== Raw data ==
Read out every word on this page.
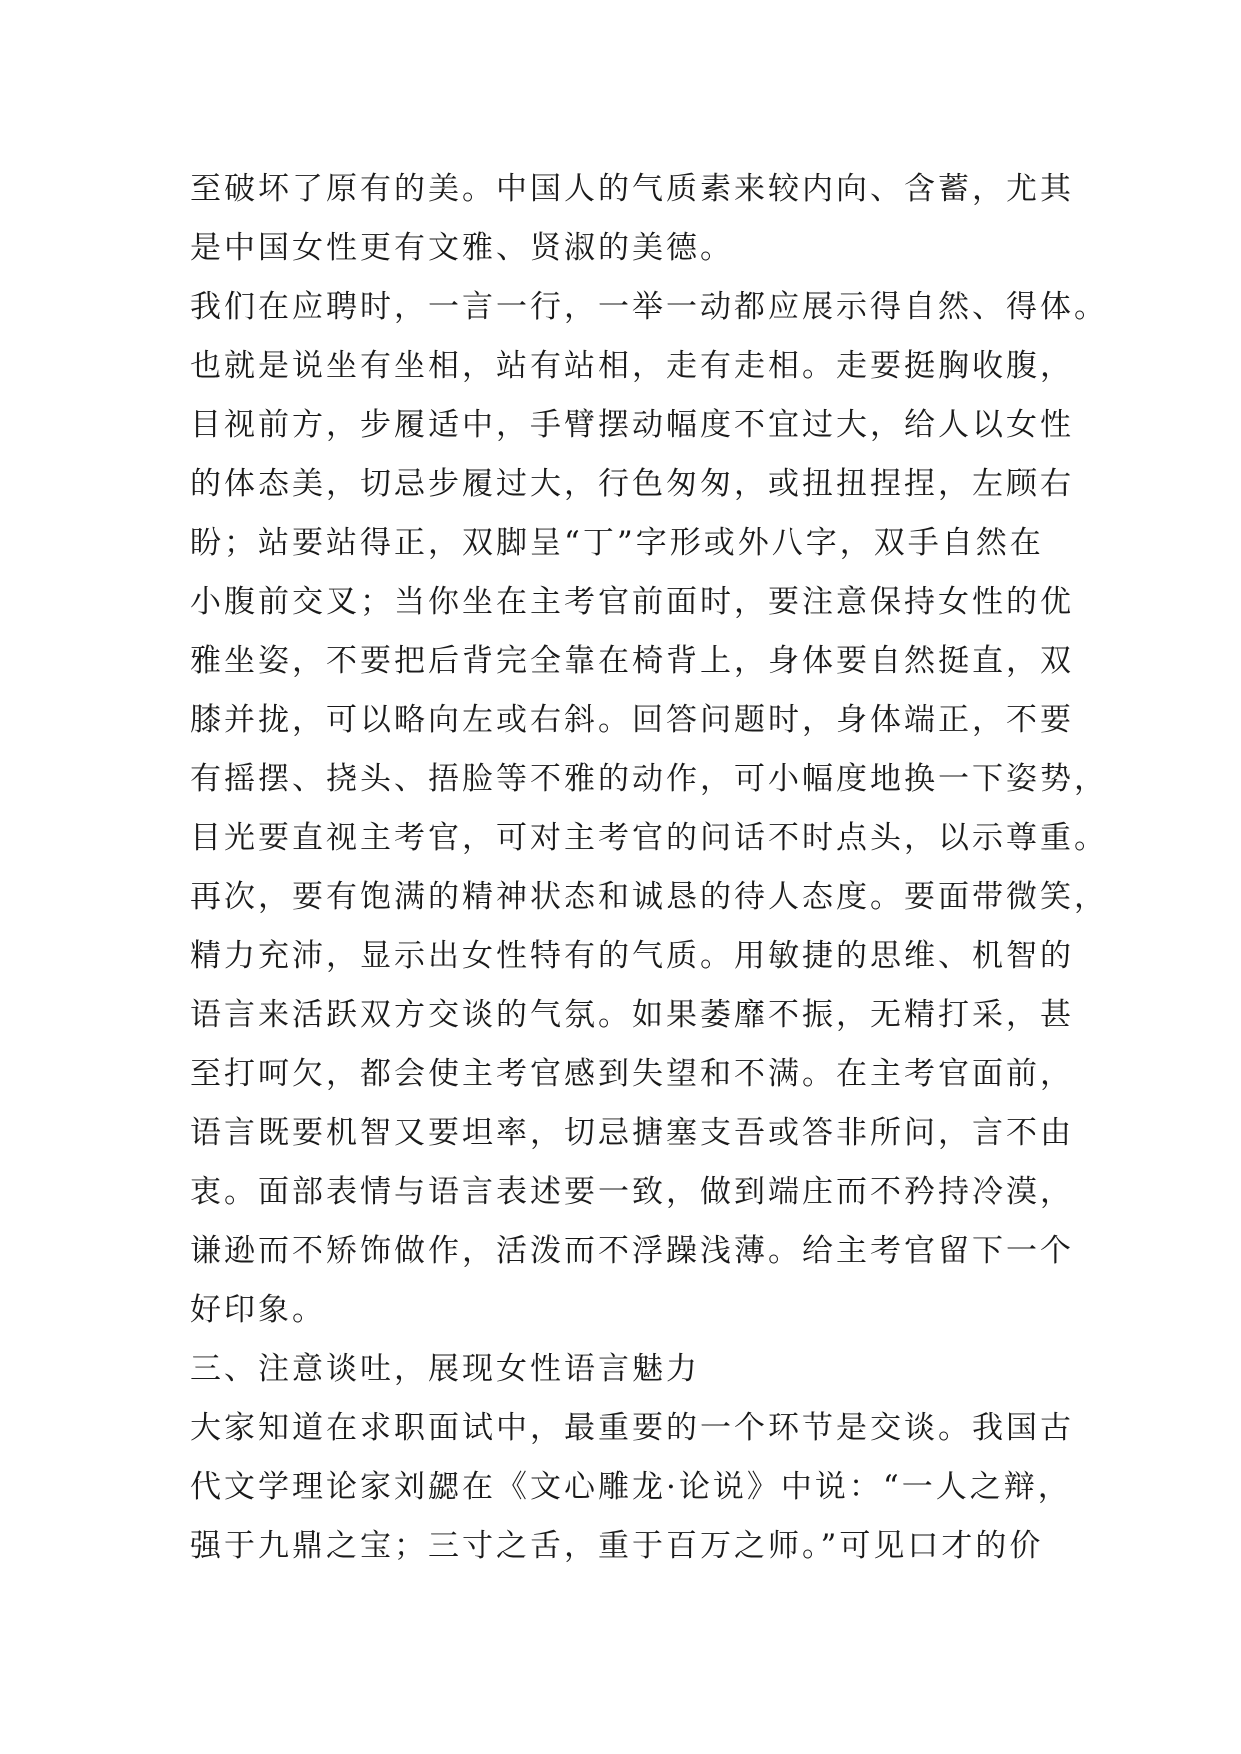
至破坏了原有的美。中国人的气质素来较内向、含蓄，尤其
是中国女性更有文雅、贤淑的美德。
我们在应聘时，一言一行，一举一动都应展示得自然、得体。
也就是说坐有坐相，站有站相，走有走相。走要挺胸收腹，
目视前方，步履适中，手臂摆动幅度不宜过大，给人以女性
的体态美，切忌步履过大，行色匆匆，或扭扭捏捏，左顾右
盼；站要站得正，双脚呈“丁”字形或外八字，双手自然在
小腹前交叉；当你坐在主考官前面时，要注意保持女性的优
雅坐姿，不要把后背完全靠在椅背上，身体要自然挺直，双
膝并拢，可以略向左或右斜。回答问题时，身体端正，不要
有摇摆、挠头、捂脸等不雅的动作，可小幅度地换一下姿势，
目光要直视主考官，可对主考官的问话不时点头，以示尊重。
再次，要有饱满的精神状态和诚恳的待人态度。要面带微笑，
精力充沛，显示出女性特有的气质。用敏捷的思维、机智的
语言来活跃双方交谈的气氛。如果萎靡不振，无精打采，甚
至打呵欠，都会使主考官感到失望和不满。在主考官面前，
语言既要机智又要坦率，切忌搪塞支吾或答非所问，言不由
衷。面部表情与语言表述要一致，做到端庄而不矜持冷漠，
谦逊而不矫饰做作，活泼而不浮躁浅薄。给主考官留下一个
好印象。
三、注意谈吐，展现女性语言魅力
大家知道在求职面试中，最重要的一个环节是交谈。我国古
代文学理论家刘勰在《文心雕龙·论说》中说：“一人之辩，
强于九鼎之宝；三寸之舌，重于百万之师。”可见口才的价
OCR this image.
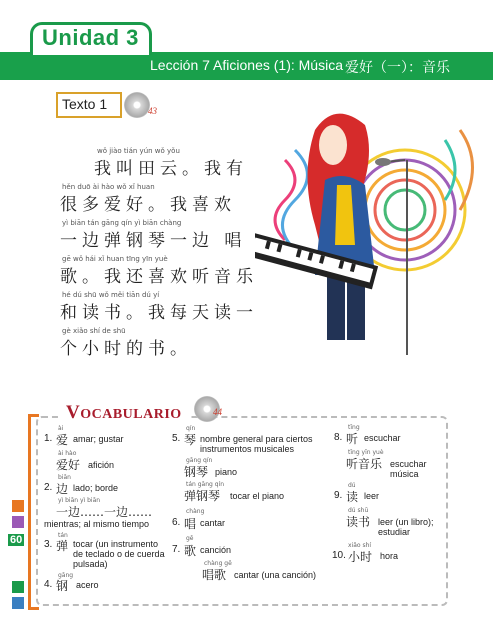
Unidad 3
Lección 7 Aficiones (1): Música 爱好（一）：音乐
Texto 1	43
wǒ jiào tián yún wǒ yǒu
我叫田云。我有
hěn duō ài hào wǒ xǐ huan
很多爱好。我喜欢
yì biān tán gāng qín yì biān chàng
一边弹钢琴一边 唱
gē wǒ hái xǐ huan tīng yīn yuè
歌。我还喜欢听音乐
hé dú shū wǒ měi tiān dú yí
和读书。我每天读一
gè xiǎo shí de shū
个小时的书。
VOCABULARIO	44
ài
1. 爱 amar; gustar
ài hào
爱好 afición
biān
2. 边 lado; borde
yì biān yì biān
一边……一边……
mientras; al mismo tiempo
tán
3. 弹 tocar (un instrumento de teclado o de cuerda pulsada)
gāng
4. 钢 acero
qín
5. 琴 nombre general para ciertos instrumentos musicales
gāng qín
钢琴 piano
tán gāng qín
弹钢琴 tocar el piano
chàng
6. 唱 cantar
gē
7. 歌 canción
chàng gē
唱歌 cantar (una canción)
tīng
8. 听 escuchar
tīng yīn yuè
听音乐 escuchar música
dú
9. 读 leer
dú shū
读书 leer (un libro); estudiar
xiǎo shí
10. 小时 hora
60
===
Work to complete → Tell how many lines of the records above hold the string "huan". Give no other text.

Correct output → 2